## EXERCISE DIRECTIONS
State how many lines of the entries hold the string "form". Reply with the number alone.
* Begin *
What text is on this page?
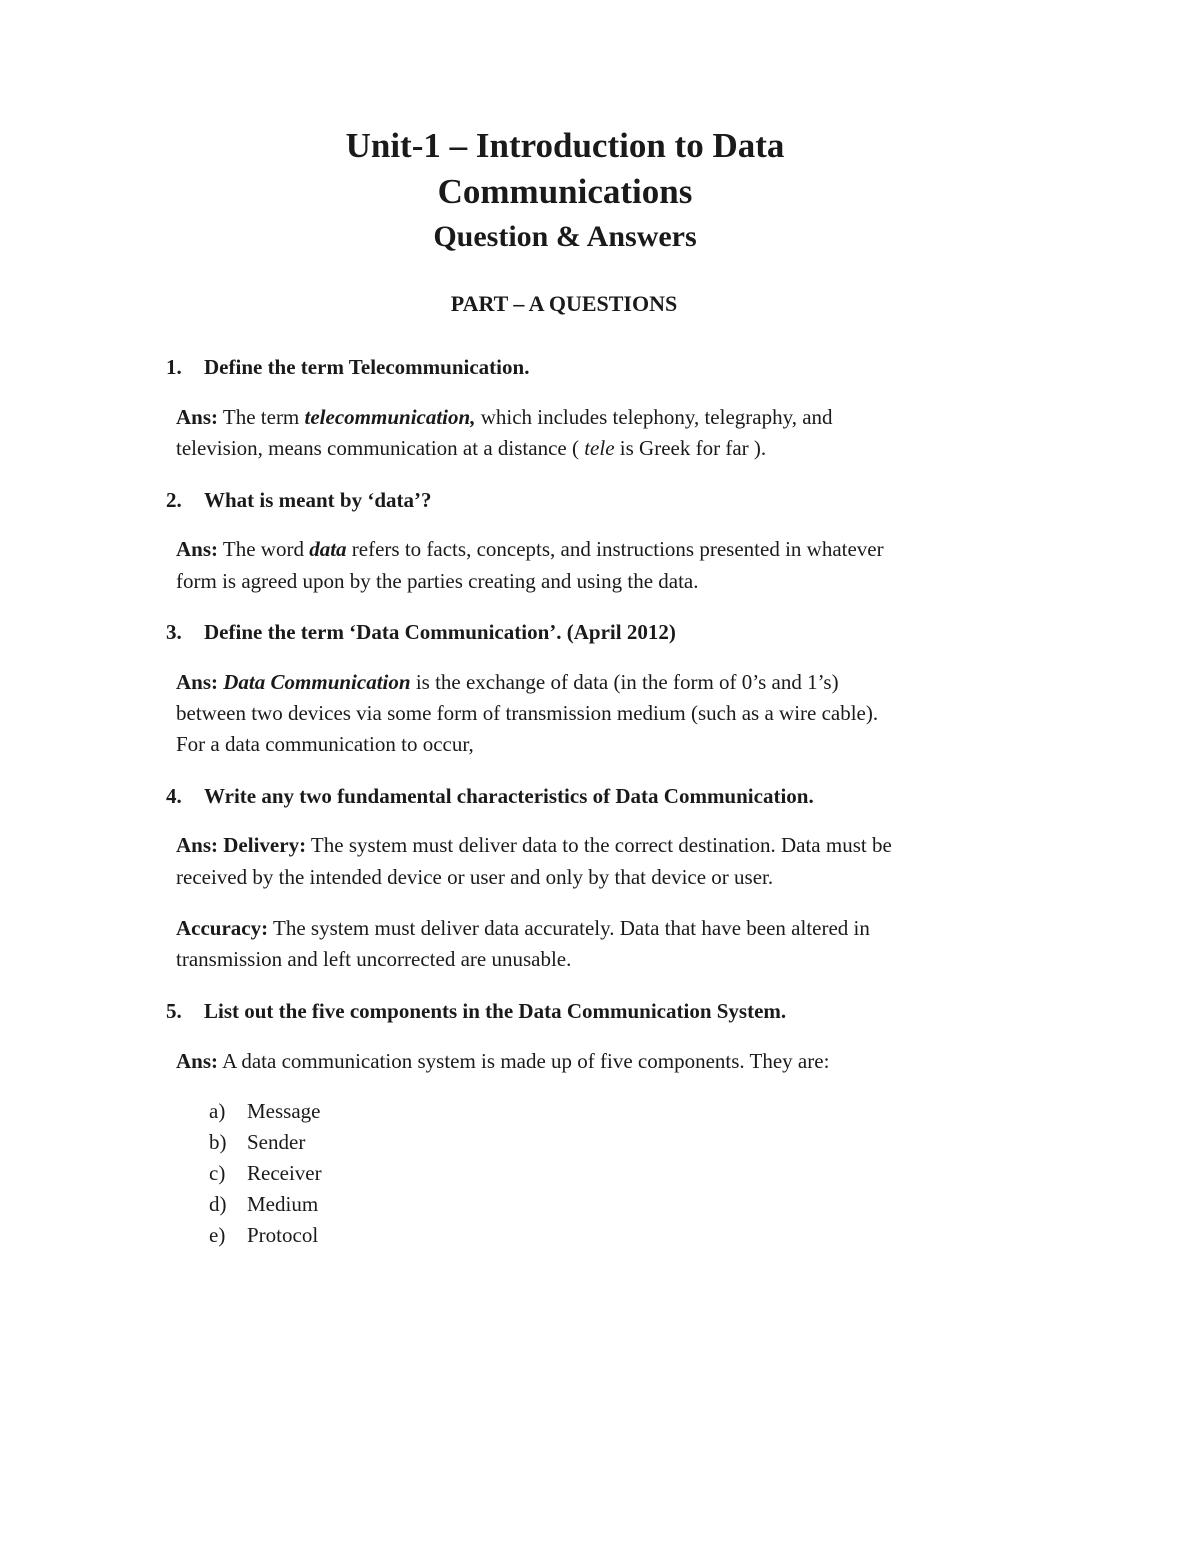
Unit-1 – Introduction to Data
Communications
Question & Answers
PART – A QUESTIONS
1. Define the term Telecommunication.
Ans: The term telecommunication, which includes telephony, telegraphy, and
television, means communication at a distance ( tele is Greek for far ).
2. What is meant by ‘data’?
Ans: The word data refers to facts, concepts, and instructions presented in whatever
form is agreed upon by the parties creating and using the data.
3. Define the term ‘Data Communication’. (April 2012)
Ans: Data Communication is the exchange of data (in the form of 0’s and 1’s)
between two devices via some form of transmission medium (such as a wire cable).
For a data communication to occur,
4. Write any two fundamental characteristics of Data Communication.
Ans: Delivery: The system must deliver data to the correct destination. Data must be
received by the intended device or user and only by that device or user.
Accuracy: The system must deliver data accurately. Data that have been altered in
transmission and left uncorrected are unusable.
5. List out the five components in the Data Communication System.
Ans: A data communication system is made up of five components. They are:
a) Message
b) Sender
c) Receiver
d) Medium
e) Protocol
* End *
## CORRECT ANSWER
3